Task directions - Your task is to restate the data word for word.

───── Source records

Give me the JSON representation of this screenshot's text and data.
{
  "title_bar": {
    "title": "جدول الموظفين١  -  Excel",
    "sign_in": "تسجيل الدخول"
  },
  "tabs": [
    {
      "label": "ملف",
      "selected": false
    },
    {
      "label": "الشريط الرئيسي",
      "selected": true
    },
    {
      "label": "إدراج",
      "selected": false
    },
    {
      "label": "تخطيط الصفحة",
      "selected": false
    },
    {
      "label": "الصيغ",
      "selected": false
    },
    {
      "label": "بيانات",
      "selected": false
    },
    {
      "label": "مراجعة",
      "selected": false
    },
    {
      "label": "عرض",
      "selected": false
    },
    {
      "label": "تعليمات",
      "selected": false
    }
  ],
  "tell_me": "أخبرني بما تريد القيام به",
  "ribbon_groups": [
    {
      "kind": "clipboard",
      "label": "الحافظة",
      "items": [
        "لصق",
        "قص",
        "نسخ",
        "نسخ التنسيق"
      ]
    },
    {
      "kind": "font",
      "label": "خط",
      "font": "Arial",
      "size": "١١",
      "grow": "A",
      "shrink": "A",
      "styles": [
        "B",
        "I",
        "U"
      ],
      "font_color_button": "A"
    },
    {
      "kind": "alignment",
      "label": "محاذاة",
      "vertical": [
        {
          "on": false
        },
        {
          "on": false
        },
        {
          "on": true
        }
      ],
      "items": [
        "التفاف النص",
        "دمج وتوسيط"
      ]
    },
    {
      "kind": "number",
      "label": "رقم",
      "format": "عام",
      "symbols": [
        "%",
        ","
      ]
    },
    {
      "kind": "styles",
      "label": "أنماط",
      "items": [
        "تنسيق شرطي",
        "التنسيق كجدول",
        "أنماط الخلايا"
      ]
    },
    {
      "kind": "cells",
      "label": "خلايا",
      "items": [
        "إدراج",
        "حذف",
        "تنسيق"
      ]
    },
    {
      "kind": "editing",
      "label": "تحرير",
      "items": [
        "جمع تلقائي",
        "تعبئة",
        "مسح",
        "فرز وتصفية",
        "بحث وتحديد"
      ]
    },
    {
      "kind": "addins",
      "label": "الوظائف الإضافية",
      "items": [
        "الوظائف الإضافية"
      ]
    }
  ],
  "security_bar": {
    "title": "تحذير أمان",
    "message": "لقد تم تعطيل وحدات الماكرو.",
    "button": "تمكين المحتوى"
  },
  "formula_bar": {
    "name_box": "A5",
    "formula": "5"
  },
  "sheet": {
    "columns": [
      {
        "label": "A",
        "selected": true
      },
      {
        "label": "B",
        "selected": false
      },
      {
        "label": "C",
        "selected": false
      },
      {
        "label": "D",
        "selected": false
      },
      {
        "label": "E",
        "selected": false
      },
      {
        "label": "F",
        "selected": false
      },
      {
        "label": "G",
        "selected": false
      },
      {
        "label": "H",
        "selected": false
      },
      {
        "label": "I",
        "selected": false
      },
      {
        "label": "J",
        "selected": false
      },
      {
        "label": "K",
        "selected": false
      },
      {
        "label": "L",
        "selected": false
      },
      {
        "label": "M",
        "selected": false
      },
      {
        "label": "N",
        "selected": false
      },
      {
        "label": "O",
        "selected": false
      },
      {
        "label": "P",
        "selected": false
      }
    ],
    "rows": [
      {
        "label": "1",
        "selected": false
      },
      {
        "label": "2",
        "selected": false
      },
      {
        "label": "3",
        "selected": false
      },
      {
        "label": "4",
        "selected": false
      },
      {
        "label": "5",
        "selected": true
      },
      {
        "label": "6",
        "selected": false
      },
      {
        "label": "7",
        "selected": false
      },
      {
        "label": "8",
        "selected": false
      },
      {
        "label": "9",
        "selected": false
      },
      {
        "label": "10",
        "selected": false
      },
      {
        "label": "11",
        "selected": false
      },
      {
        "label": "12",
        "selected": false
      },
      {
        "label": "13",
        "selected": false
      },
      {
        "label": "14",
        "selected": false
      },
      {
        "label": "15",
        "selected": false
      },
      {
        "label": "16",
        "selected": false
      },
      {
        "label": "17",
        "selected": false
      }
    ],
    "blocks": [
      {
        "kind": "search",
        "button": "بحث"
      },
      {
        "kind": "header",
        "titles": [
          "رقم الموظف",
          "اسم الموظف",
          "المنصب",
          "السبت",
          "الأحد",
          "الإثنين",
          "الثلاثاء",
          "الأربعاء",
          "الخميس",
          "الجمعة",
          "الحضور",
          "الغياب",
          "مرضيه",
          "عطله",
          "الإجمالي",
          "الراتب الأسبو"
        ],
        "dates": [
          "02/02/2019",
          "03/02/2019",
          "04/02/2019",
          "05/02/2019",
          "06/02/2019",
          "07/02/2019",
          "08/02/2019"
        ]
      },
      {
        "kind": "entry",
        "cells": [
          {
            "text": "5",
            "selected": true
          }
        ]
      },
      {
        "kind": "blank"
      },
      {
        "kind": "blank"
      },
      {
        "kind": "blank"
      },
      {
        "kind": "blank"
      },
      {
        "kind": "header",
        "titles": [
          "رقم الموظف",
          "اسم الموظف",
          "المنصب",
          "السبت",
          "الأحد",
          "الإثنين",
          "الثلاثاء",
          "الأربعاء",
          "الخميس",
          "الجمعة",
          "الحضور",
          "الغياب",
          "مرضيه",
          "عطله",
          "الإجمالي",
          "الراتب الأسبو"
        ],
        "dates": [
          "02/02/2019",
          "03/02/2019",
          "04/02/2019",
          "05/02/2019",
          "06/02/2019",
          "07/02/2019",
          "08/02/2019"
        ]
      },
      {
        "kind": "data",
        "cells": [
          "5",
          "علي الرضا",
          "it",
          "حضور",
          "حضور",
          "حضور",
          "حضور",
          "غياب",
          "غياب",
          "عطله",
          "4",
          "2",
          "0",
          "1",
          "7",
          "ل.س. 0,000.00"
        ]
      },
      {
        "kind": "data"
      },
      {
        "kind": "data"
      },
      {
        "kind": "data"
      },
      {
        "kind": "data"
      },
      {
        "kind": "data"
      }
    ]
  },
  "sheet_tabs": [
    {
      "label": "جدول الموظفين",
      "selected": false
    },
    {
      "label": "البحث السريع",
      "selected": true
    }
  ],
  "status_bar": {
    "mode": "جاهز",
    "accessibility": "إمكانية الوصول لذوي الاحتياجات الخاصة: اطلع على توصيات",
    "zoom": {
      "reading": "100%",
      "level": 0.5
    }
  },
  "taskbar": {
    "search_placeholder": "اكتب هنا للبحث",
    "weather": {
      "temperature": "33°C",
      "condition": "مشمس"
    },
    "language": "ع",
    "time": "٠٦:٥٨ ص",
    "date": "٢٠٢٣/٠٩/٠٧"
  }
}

──────────

Answer for this exercise -
Give me the JSON representation of this screenshot's text and data.
{
  "title_bar": {
    "title": "جدول الموظفين١  -  Excel",
    "sign_in": "تسجيل الدخول"
  },
  "tabs": [
    {
      "label": "ملف",
      "selected": false
    },
    {
      "label": "الشريط الرئيسي",
      "selected": true
    },
    {
      "label": "إدراج",
      "selected": false
    },
    {
      "label": "تخطيط الصفحة",
      "selected": false
    },
    {
      "label": "الصيغ",
      "selected": false
    },
    {
      "label": "بيانات",
      "selected": false
    },
    {
      "label": "مراجعة",
      "selected": false
    },
    {
      "label": "عرض",
      "selected": false
    },
    {
      "label": "تعليمات",
      "selected": false
    }
  ],
  "tell_me": "أخبرني بما تريد القيام به",
  "ribbon_groups": [
    {
      "kind": "clipboard",
      "label": "الحافظة",
      "items": [
        "لصق",
        "قص",
        "نسخ",
        "نسخ التنسيق"
      ]
    },
    {
      "kind": "font",
      "label": "خط",
      "font": "Arial",
      "size": "١١",
      "grow": "A",
      "shrink": "A",
      "styles": [
        "B",
        "I",
        "U"
      ],
      "font_color_button": "A"
    },
    {
      "kind": "alignment",
      "label": "محاذاة",
      "vertical": [
        {
          "on": false
        },
        {
          "on": false
        },
        {
          "on": true
        }
      ],
      "items": [
        "التفاف النص",
        "دمج وتوسيط"
      ]
    },
    {
      "kind": "number",
      "label": "رقم",
      "format": "عام",
      "symbols": [
        "%",
        ","
      ]
    },
    {
      "kind": "styles",
      "label": "أنماط",
      "items": [
        "تنسيق شرطي",
        "التنسيق كجدول",
        "أنماط الخلايا"
      ]
    },
    {
      "kind": "cells",
      "label": "خلايا",
      "items": [
        "إدراج",
        "حذف",
        "تنسيق"
      ]
    },
    {
      "kind": "editing",
      "label": "تحرير",
      "items": [
        "جمع تلقائي",
        "تعبئة",
        "مسح",
        "فرز وتصفية",
        "بحث وتحديد"
      ]
    },
    {
      "kind": "addins",
      "label": "الوظائف الإضافية",
      "items": [
        "الوظائف الإضافية"
      ]
    }
  ],
  "security_bar": {
    "title": "تحذير أمان",
    "message": "لقد تم تعطيل وحدات الماكرو.",
    "button": "تمكين المحتوى"
  },
  "formula_bar": {
    "name_box": "A5",
    "formula": "5"
  },
  "sheet": {
    "columns": [
      {
        "label": "A",
        "selected": true
      },
      {
        "label": "B",
        "selected": false
      },
      {
        "label": "C",
        "selected": false
      },
      {
        "label": "D",
        "selected": false
      },
      {
        "label": "E",
        "selected": false
      },
      {
        "label": "F",
        "selected": false
      },
      {
        "label": "G",
        "selected": false
      },
      {
        "label": "H",
        "selected": false
      },
      {
        "label": "I",
        "selected": false
      },
      {
        "label": "J",
        "selected": false
      },
      {
        "label": "K",
        "selected": false
      },
      {
        "label": "L",
        "selected": false
      },
      {
        "label": "M",
        "selected": false
      },
      {
        "label": "N",
        "selected": false
      },
      {
        "label": "O",
        "selected": false
      },
      {
        "label": "P",
        "selected": false
      }
    ],
    "rows": [
      {
        "label": "1",
        "selected": false
      },
      {
        "label": "2",
        "selected": false
      },
      {
        "label": "3",
        "selected": false
      },
      {
        "label": "4",
        "selected": false
      },
      {
        "label": "5",
        "selected": true
      },
      {
        "label": "6",
        "selected": false
      },
      {
        "label": "7",
        "selected": false
      },
      {
        "label": "8",
        "selected": false
      },
      {
        "label": "9",
        "selected": false
      },
      {
        "label": "10",
        "selected": false
      },
      {
        "label": "11",
        "selected": false
      },
      {
        "label": "12",
        "selected": false
      },
      {
        "label": "13",
        "selected": false
      },
      {
        "label": "14",
        "selected": false
      },
      {
        "label": "15",
        "selected": false
      },
      {
        "label": "16",
        "selected": false
      },
      {
        "label": "17",
        "selected": false
      }
    ],
    "blocks": [
      {
        "kind": "search",
        "button": "بحث"
      },
      {
        "kind": "header",
        "titles": [
          "رقم الموظف",
          "اسم الموظف",
          "المنصب",
          "السبت",
          "الأحد",
          "الإثنين",
          "الثلاثاء",
          "الأربعاء",
          "الخميس",
          "الجمعة",
          "الحضور",
          "الغياب",
          "مرضيه",
          "عطله",
          "الإجمالي",
          "الراتب الأسبو"
        ],
        "dates": [
          "02/02/2019",
          "03/02/2019",
          "04/02/2019",
          "05/02/2019",
          "06/02/2019",
          "07/02/2019",
          "08/02/2019"
        ]
      },
      {
        "kind": "entry",
        "cells": [
          {
            "text": "5",
            "selected": true
          }
        ]
      },
      {
        "kind": "blank"
      },
      {
        "kind": "blank"
      },
      {
        "kind": "blank"
      },
      {
        "kind": "blank"
      },
      {
        "kind": "header",
        "titles": [
          "رقم الموظف",
          "اسم الموظف",
          "المنصب",
          "السبت",
          "الأحد",
          "الإثنين",
          "الثلاثاء",
          "الأربعاء",
          "الخميس",
          "الجمعة",
          "الحضور",
          "الغياب",
          "مرضيه",
          "عطله",
          "الإجمالي",
          "الراتب الأسبو"
        ],
        "dates": [
          "02/02/2019",
          "03/02/2019",
          "04/02/2019",
          "05/02/2019",
          "06/02/2019",
          "07/02/2019",
          "08/02/2019"
        ]
      },
      {
        "kind": "data",
        "cells": [
          "5",
          "علي الرضا",
          "it",
          "حضور",
          "حضور",
          "حضور",
          "حضور",
          "غياب",
          "غياب",
          "عطله",
          "4",
          "2",
          "0",
          "1",
          "7",
          "ل.س. 0,000.00"
        ]
      },
      {
        "kind": "data"
      },
      {
        "kind": "data"
      },
      {
        "kind": "data"
      },
      {
        "kind": "data"
      },
      {
        "kind": "data"
      }
    ]
  },
  "sheet_tabs": [
    {
      "label": "جدول الموظفين",
      "selected": false
    },
    {
      "label": "البحث السريع",
      "selected": true
    }
  ],
  "status_bar": {
    "mode": "جاهز",
    "accessibility": "إمكانية الوصول لذوي الاحتياجات الخاصة: اطلع على توصيات",
    "zoom": {
      "reading": "100%",
      "level": 0.5
    }
  },
  "taskbar": {
    "search_placeholder": "اكتب هنا للبحث",
    "weather": {
      "temperature": "33°C",
      "condition": "مشمس"
    },
    "language": "ع",
    "time": "٠٦:٥٨ ص",
    "date": "٢٠٢٣/٠٩/٠٧"
  }
}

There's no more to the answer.